Stored data entries
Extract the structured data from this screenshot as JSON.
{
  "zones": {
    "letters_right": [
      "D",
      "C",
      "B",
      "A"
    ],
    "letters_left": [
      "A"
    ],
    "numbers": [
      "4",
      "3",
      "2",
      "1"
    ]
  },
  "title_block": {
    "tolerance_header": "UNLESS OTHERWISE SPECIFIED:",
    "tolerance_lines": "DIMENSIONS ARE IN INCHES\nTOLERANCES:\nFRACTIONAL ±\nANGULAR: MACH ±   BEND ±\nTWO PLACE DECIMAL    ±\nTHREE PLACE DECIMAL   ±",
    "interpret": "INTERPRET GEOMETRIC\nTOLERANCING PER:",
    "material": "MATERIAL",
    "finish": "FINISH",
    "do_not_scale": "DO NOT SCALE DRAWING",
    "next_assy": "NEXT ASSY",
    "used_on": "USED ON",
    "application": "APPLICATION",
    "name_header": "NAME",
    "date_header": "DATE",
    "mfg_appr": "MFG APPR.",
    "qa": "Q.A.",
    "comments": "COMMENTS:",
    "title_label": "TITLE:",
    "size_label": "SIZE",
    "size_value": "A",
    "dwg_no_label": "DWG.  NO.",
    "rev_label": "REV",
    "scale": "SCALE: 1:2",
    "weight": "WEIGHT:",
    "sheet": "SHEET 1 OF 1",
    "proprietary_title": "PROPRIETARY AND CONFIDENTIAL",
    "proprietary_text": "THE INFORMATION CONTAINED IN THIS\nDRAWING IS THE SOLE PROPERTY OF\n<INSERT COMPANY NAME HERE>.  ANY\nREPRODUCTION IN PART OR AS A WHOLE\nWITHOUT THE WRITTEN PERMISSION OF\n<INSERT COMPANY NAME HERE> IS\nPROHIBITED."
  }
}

## Work to be completed:
Extract every entry in the listing word for word.

## Exercise solution:
Extract the structured data from this screenshot as JSON.
{
  "zones": {
    "letters_right": [
      "D",
      "C",
      "B",
      "A"
    ],
    "letters_left": [
      "A"
    ],
    "numbers": [
      "4",
      "3",
      "2",
      "1"
    ]
  },
  "title_block": {
    "tolerance_header": "UNLESS OTHERWISE SPECIFIED:",
    "tolerance_lines": "DIMENSIONS ARE IN INCHES\nTOLERANCES:\nFRACTIONAL ±\nANGULAR: MACH ±   BEND ±\nTWO PLACE DECIMAL    ±\nTHREE PLACE DECIMAL   ±",
    "interpret": "INTERPRET GEOMETRIC\nTOLERANCING PER:",
    "material": "MATERIAL",
    "finish": "FINISH",
    "do_not_scale": "DO NOT SCALE DRAWING",
    "next_assy": "NEXT ASSY",
    "used_on": "USED ON",
    "application": "APPLICATION",
    "name_header": "NAME",
    "date_header": "DATE",
    "mfg_appr": "MFG APPR.",
    "qa": "Q.A.",
    "comments": "COMMENTS:",
    "title_label": "TITLE:",
    "size_label": "SIZE",
    "size_value": "A",
    "dwg_no_label": "DWG.  NO.",
    "rev_label": "REV",
    "scale": "SCALE: 1:2",
    "weight": "WEIGHT:",
    "sheet": "SHEET 1 OF 1",
    "proprietary_title": "PROPRIETARY AND CONFIDENTIAL",
    "proprietary_text": "THE INFORMATION CONTAINED IN THIS\nDRAWING IS THE SOLE PROPERTY OF\n<INSERT COMPANY NAME HERE>.  ANY\nREPRODUCTION IN PART OR AS A WHOLE\nWITHOUT THE WRITTEN PERMISSION OF\n<INSERT COMPANY NAME HERE> IS\nPROHIBITED."
  }
}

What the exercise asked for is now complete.